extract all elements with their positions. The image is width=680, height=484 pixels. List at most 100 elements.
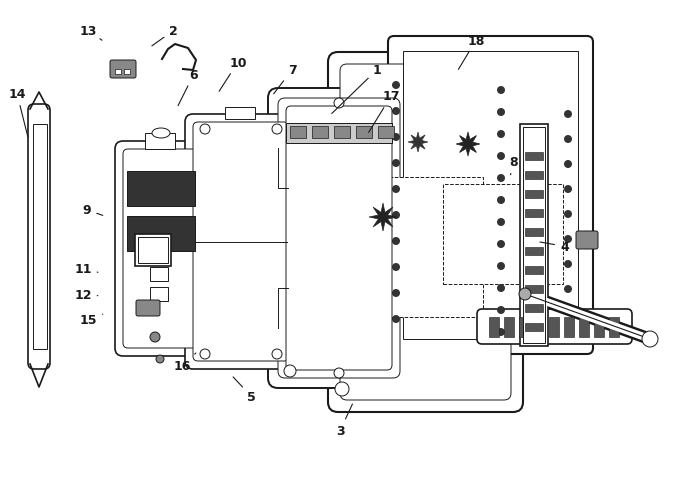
Circle shape — [392, 316, 400, 323]
Bar — [579, 318, 589, 337]
Bar — [525, 286, 543, 293]
Bar — [525, 172, 543, 180]
Text: 18: 18 — [458, 35, 485, 70]
Circle shape — [564, 211, 572, 219]
Polygon shape — [456, 133, 480, 157]
Bar — [504, 318, 514, 337]
Circle shape — [497, 328, 505, 336]
Circle shape — [200, 125, 210, 135]
FancyBboxPatch shape — [286, 107, 392, 370]
Text: 2: 2 — [152, 25, 177, 47]
Circle shape — [392, 82, 400, 90]
Bar — [594, 318, 604, 337]
FancyBboxPatch shape — [268, 89, 410, 388]
Circle shape — [392, 108, 400, 116]
Bar — [564, 318, 574, 337]
Ellipse shape — [152, 129, 170, 139]
Text: 5: 5 — [233, 377, 256, 403]
Bar — [127, 216, 195, 252]
Bar — [525, 210, 543, 217]
Circle shape — [519, 288, 531, 301]
Bar — [135, 235, 171, 267]
Circle shape — [272, 349, 282, 359]
Bar — [225, 108, 255, 120]
FancyBboxPatch shape — [123, 150, 199, 348]
Circle shape — [392, 238, 400, 245]
Text: 3: 3 — [336, 404, 352, 437]
Text: 4: 4 — [540, 241, 568, 253]
Bar — [403, 52, 578, 339]
Bar — [378, 127, 394, 139]
Text: 14: 14 — [8, 88, 28, 137]
Bar — [525, 267, 543, 274]
Circle shape — [564, 260, 572, 269]
Bar — [286, 124, 392, 144]
Text: 12: 12 — [74, 289, 98, 302]
FancyBboxPatch shape — [328, 53, 523, 412]
FancyBboxPatch shape — [477, 309, 632, 344]
Bar — [525, 152, 543, 161]
FancyBboxPatch shape — [388, 37, 593, 354]
Circle shape — [392, 289, 400, 297]
Circle shape — [334, 368, 344, 378]
Circle shape — [392, 160, 400, 167]
Bar — [525, 304, 543, 312]
FancyBboxPatch shape — [576, 231, 598, 249]
Bar — [525, 228, 543, 237]
Circle shape — [497, 306, 505, 314]
Circle shape — [392, 212, 400, 220]
Circle shape — [272, 125, 282, 135]
Circle shape — [564, 186, 572, 194]
Bar — [150, 287, 168, 302]
Text: 6: 6 — [178, 69, 198, 106]
Circle shape — [284, 365, 296, 377]
FancyBboxPatch shape — [278, 99, 400, 378]
Text: 11: 11 — [74, 262, 98, 275]
FancyBboxPatch shape — [115, 142, 207, 356]
Bar — [115, 70, 121, 75]
Text: 8: 8 — [509, 156, 517, 175]
Bar — [334, 127, 350, 139]
Bar — [520, 125, 548, 346]
FancyBboxPatch shape — [185, 115, 297, 369]
Circle shape — [392, 134, 400, 142]
Circle shape — [497, 262, 505, 271]
Circle shape — [497, 285, 505, 292]
Text: 9: 9 — [83, 204, 103, 217]
Circle shape — [334, 99, 344, 109]
Circle shape — [392, 186, 400, 194]
Bar — [290, 127, 306, 139]
Circle shape — [497, 87, 505, 95]
FancyBboxPatch shape — [110, 61, 136, 79]
FancyBboxPatch shape — [136, 301, 160, 317]
Circle shape — [200, 349, 210, 359]
Circle shape — [497, 241, 505, 248]
Bar — [145, 134, 175, 150]
Bar — [356, 127, 372, 139]
Polygon shape — [408, 133, 428, 152]
Text: 17: 17 — [369, 91, 400, 133]
Bar — [523, 128, 545, 343]
Bar — [124, 70, 130, 75]
Bar — [525, 323, 543, 332]
Bar — [525, 191, 543, 198]
Bar — [489, 318, 499, 337]
Text: 13: 13 — [80, 25, 102, 41]
Text: 1: 1 — [332, 64, 381, 114]
Circle shape — [150, 333, 160, 342]
Text: 16: 16 — [173, 353, 196, 372]
Circle shape — [497, 197, 505, 205]
Bar — [519, 318, 529, 337]
Bar — [312, 127, 328, 139]
Bar — [368, 178, 483, 318]
Circle shape — [497, 152, 505, 161]
Bar — [33, 125, 47, 349]
Circle shape — [497, 131, 505, 139]
Text: 10: 10 — [219, 57, 247, 92]
Circle shape — [497, 219, 505, 227]
Circle shape — [564, 286, 572, 293]
Circle shape — [564, 111, 572, 119]
Circle shape — [564, 236, 572, 243]
Circle shape — [497, 109, 505, 117]
Bar — [138, 238, 168, 263]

□ □ □ □

● Petit exercice
Extrayez des enregistrements ci-dessus chaque ligne où figure le mot "FancyBboxPatch".

● Réponse attendue
FancyBboxPatch shape — [286, 107, 392, 370]
FancyBboxPatch shape — [268, 89, 410, 388]
FancyBboxPatch shape — [123, 150, 199, 348]
FancyBboxPatch shape — [328, 53, 523, 412]
FancyBboxPatch shape — [477, 309, 632, 344]
FancyBboxPatch shape — [388, 37, 593, 354]
FancyBboxPatch shape — [576, 231, 598, 249]
FancyBboxPatch shape — [278, 99, 400, 378]
FancyBboxPatch shape — [115, 142, 207, 356]
FancyBboxPatch shape — [185, 115, 297, 369]
FancyBboxPatch shape — [110, 61, 136, 79]
FancyBboxPatch shape — [136, 301, 160, 317]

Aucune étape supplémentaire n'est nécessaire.